Copy out each line below exactly as it appears.

§

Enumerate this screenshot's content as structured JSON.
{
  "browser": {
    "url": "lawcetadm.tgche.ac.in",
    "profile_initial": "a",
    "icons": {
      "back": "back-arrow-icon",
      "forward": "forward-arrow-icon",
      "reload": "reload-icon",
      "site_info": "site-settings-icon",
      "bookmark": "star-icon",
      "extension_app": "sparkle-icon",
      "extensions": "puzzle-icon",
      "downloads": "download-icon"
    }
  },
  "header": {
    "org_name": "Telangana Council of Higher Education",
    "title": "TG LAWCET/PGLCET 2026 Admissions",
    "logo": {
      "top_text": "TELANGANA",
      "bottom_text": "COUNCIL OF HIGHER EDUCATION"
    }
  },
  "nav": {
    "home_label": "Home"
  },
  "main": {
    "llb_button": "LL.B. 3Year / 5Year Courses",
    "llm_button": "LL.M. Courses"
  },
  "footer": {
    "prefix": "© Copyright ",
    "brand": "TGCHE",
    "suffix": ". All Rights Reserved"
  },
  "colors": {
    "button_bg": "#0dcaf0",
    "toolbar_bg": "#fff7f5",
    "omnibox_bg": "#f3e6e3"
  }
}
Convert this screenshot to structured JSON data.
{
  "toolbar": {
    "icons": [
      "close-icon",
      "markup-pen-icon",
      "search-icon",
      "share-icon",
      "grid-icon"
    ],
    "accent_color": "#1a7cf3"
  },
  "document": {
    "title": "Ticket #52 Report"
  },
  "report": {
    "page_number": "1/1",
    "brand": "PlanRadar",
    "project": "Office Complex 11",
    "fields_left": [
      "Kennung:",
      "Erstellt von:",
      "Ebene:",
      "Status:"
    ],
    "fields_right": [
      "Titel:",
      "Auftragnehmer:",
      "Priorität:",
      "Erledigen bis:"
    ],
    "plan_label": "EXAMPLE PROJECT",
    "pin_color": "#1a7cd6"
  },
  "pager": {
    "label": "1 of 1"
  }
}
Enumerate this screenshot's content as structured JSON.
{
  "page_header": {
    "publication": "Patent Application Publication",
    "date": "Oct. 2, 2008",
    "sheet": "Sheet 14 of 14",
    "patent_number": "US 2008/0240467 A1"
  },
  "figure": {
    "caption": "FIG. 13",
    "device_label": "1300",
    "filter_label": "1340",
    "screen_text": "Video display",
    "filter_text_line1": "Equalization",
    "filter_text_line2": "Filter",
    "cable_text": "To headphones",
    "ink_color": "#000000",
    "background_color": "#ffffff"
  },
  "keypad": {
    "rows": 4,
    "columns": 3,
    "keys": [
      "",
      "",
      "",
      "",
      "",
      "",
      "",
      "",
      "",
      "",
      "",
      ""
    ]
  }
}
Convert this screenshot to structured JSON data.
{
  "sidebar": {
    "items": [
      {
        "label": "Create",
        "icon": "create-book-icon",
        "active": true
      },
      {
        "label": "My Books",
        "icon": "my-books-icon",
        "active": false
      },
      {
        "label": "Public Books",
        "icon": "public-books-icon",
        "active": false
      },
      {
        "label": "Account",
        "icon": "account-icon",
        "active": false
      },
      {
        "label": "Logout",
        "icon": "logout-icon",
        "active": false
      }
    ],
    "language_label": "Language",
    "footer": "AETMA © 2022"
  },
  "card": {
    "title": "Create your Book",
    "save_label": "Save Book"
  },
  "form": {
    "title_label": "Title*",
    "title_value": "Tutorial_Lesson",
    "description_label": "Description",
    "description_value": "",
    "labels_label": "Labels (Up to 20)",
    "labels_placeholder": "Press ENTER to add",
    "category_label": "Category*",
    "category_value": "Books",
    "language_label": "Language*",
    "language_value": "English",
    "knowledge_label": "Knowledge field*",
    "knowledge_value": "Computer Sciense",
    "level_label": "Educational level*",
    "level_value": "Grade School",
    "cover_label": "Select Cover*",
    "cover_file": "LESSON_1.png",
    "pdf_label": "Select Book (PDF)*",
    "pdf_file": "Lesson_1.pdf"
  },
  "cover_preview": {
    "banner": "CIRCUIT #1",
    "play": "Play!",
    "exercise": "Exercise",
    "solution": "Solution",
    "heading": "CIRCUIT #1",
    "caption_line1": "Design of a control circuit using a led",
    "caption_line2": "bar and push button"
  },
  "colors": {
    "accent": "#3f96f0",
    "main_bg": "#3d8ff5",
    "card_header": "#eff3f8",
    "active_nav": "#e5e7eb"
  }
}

§

**Right answer**
Enumerate this screenshot's content as structured JSON.
{
  "browser": {
    "url": "lawcetadm.tgche.ac.in",
    "profile_initial": "a",
    "icons": {
      "back": "back-arrow-icon",
      "forward": "forward-arrow-icon",
      "reload": "reload-icon",
      "site_info": "site-settings-icon",
      "bookmark": "star-icon",
      "extension_app": "sparkle-icon",
      "extensions": "puzzle-icon",
      "downloads": "download-icon"
    }
  },
  "header": {
    "org_name": "Telangana Council of Higher Education",
    "title": "TG LAWCET/PGLCET 2026 Admissions",
    "logo": {
      "top_text": "TELANGANA",
      "bottom_text": "COUNCIL OF HIGHER EDUCATION"
    }
  },
  "nav": {
    "home_label": "Home"
  },
  "main": {
    "llb_button": "LL.B. 3Year / 5Year Courses",
    "llm_button": "LL.M. Courses"
  },
  "footer": {
    "prefix": "© Copyright ",
    "brand": "TGCHE",
    "suffix": ". All Rights Reserved"
  },
  "colors": {
    "button_bg": "#0dcaf0",
    "toolbar_bg": "#fff7f5",
    "omnibox_bg": "#f3e6e3"
  }
}
Convert this screenshot to structured JSON data.
{
  "toolbar": {
    "icons": [
      "close-icon",
      "markup-pen-icon",
      "search-icon",
      "share-icon",
      "grid-icon"
    ],
    "accent_color": "#1a7cf3"
  },
  "document": {
    "title": "Ticket #52 Report"
  },
  "report": {
    "page_number": "1/1",
    "brand": "PlanRadar",
    "project": "Office Complex 11",
    "fields_left": [
      "Kennung:",
      "Erstellt von:",
      "Ebene:",
      "Status:"
    ],
    "fields_right": [
      "Titel:",
      "Auftragnehmer:",
      "Priorität:",
      "Erledigen bis:"
    ],
    "plan_label": "EXAMPLE PROJECT",
    "pin_color": "#1a7cd6"
  },
  "pager": {
    "label": "1 of 1"
  }
}
Enumerate this screenshot's content as structured JSON.
{
  "page_header": {
    "publication": "Patent Application Publication",
    "date": "Oct. 2, 2008",
    "sheet": "Sheet 14 of 14",
    "patent_number": "US 2008/0240467 A1"
  },
  "figure": {
    "caption": "FIG. 13",
    "device_label": "1300",
    "filter_label": "1340",
    "screen_text": "Video display",
    "filter_text_line1": "Equalization",
    "filter_text_line2": "Filter",
    "cable_text": "To headphones",
    "ink_color": "#000000",
    "background_color": "#ffffff"
  },
  "keypad": {
    "rows": 4,
    "columns": 3,
    "keys": [
      "",
      "",
      "",
      "",
      "",
      "",
      "",
      "",
      "",
      "",
      "",
      ""
    ]
  }
}
Convert this screenshot to structured JSON data.
{
  "sidebar": {
    "items": [
      {
        "label": "Create",
        "icon": "create-book-icon",
        "active": true
      },
      {
        "label": "My Books",
        "icon": "my-books-icon",
        "active": false
      },
      {
        "label": "Public Books",
        "icon": "public-books-icon",
        "active": false
      },
      {
        "label": "Account",
        "icon": "account-icon",
        "active": false
      },
      {
        "label": "Logout",
        "icon": "logout-icon",
        "active": false
      }
    ],
    "language_label": "Language",
    "footer": "AETMA © 2022"
  },
  "card": {
    "title": "Create your Book",
    "save_label": "Save Book"
  },
  "form": {
    "title_label": "Title*",
    "title_value": "Tutorial_Lesson",
    "description_label": "Description",
    "description_value": "",
    "labels_label": "Labels (Up to 20)",
    "labels_placeholder": "Press ENTER to add",
    "category_label": "Category*",
    "category_value": "Books",
    "language_label": "Language*",
    "language_value": "English",
    "knowledge_label": "Knowledge field*",
    "knowledge_value": "Computer Sciense",
    "level_label": "Educational level*",
    "level_value": "Grade School",
    "cover_label": "Select Cover*",
    "cover_file": "LESSON_1.png",
    "pdf_label": "Select Book (PDF)*",
    "pdf_file": "Lesson_1.pdf"
  },
  "cover_preview": {
    "banner": "CIRCUIT #1",
    "play": "Play!",
    "exercise": "Exercise",
    "solution": "Solution",
    "heading": "CIRCUIT #1",
    "caption_line1": "Design of a control circuit using a led",
    "caption_line2": "bar and push button"
  },
  "colors": {
    "accent": "#3f96f0",
    "main_bg": "#3d8ff5",
    "card_header": "#eff3f8",
    "active_nav": "#e5e7eb"
  }
}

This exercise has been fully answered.